■ TO DO
Check the listing below for lines that hold "name". How many are there? Please give only the number.
--- START LISTED ENTRIES ---
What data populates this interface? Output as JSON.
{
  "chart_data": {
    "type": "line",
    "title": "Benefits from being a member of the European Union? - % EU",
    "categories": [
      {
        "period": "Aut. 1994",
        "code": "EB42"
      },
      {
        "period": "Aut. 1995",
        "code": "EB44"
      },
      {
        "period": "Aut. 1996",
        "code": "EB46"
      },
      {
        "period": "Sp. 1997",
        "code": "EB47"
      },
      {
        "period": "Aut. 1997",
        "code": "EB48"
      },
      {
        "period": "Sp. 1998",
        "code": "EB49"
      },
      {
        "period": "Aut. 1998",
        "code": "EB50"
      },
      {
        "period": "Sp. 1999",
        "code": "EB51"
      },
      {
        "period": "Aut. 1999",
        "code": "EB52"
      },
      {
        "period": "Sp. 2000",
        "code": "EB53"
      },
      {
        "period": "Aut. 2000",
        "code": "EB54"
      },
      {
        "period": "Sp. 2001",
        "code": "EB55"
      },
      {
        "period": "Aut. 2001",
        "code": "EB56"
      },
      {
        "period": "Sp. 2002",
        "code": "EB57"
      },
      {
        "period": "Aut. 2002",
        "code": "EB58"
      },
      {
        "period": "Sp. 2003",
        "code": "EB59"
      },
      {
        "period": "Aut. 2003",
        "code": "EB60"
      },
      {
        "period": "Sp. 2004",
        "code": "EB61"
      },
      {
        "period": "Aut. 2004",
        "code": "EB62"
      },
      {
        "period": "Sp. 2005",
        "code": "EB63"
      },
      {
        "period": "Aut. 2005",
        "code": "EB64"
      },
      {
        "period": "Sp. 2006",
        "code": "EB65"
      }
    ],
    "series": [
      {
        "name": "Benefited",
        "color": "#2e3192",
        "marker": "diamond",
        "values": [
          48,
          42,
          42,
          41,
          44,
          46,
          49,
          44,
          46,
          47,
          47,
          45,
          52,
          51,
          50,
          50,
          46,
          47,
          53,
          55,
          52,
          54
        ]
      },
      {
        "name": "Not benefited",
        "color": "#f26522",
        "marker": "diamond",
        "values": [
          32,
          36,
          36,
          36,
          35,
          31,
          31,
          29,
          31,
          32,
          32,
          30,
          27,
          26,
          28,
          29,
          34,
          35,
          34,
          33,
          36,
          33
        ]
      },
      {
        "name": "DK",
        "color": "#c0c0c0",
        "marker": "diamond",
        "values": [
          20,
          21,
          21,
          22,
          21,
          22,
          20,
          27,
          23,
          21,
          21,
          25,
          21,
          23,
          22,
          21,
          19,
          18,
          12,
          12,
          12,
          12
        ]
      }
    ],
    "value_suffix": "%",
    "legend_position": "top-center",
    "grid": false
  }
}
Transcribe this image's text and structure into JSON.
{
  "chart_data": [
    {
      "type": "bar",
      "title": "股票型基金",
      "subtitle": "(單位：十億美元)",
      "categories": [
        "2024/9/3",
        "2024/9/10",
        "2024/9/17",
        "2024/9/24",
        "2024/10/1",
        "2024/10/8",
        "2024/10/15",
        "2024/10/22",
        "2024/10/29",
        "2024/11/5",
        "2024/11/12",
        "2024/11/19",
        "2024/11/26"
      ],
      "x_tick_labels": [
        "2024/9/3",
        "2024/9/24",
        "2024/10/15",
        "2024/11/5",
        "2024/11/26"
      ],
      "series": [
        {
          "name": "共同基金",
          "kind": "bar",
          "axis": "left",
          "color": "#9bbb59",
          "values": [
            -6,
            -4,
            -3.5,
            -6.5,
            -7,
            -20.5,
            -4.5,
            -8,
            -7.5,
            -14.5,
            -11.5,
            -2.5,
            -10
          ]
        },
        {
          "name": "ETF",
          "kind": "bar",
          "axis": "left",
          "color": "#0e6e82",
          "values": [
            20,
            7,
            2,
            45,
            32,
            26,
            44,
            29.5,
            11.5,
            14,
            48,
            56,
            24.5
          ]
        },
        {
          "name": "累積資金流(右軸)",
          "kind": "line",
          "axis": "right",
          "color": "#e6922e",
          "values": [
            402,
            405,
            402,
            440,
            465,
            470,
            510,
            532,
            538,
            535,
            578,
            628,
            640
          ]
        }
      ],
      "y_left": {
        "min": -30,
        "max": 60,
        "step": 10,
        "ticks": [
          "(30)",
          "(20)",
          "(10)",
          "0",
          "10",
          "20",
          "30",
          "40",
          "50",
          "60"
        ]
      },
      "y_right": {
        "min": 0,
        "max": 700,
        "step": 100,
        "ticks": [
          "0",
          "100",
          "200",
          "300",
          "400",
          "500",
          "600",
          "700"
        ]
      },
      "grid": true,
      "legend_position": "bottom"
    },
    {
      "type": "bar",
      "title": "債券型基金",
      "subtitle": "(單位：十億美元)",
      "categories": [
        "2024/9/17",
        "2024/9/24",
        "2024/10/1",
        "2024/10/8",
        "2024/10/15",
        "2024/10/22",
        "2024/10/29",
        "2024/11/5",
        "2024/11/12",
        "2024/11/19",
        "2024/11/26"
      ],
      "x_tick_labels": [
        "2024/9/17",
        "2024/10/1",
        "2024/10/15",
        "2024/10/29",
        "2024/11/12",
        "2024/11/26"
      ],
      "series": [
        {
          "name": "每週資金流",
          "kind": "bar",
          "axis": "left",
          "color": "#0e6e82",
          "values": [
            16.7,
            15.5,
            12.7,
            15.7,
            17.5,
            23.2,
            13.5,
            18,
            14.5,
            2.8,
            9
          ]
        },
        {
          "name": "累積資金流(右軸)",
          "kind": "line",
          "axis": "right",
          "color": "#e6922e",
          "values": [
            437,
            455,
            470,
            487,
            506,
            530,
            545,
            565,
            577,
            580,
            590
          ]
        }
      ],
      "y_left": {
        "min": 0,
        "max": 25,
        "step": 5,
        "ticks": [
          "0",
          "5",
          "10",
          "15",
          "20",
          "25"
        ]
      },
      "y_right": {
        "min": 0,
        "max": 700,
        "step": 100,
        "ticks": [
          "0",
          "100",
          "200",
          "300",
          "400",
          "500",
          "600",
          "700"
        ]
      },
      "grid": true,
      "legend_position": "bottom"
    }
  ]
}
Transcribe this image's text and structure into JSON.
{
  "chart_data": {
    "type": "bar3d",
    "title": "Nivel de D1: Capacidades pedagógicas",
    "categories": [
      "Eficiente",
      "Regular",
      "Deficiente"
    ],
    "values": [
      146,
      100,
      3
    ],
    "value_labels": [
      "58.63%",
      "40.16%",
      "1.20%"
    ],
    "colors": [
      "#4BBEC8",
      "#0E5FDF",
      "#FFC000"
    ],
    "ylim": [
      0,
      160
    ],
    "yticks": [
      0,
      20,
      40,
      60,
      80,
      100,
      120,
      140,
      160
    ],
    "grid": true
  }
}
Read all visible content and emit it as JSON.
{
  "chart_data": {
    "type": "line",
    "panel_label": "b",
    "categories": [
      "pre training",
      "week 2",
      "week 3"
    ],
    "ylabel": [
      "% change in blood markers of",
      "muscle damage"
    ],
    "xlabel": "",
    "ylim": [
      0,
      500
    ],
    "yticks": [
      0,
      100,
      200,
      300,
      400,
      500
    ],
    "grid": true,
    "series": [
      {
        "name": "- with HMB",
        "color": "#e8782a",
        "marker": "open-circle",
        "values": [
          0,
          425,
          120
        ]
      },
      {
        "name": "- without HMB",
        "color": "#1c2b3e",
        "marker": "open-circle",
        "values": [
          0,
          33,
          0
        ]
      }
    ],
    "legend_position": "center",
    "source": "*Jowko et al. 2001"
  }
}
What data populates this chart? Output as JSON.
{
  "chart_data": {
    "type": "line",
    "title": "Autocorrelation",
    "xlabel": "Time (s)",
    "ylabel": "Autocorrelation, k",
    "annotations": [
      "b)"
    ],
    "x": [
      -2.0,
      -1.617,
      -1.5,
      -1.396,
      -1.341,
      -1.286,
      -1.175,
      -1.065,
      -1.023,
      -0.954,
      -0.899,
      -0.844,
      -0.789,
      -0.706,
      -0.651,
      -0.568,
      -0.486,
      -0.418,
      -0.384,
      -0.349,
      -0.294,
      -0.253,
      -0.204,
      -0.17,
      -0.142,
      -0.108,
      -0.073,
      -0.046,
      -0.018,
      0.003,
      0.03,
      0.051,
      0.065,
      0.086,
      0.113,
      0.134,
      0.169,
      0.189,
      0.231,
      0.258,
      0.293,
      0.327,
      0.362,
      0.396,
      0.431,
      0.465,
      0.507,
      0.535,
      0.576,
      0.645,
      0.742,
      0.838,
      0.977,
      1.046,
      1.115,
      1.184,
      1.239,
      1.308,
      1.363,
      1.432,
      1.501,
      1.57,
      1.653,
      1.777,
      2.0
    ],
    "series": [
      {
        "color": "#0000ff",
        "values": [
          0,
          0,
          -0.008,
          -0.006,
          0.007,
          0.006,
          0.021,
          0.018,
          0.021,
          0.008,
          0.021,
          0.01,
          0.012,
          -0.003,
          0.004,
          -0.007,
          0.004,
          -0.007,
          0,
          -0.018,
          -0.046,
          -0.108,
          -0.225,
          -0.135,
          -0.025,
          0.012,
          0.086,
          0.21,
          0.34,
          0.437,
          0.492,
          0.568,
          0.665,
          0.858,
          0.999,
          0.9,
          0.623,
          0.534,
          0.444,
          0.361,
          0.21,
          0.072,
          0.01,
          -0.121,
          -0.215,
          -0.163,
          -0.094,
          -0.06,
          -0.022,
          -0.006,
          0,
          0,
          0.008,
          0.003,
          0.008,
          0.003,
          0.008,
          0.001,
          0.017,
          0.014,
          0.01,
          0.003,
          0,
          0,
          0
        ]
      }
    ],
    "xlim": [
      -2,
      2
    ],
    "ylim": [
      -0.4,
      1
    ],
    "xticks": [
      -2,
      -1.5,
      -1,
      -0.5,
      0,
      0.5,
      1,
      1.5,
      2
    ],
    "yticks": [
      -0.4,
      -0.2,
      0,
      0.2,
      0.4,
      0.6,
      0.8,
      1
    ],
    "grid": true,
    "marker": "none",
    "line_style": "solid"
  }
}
--- END LISTED ENTRIES ---
■ OUTPUT FOR THIS TASK
10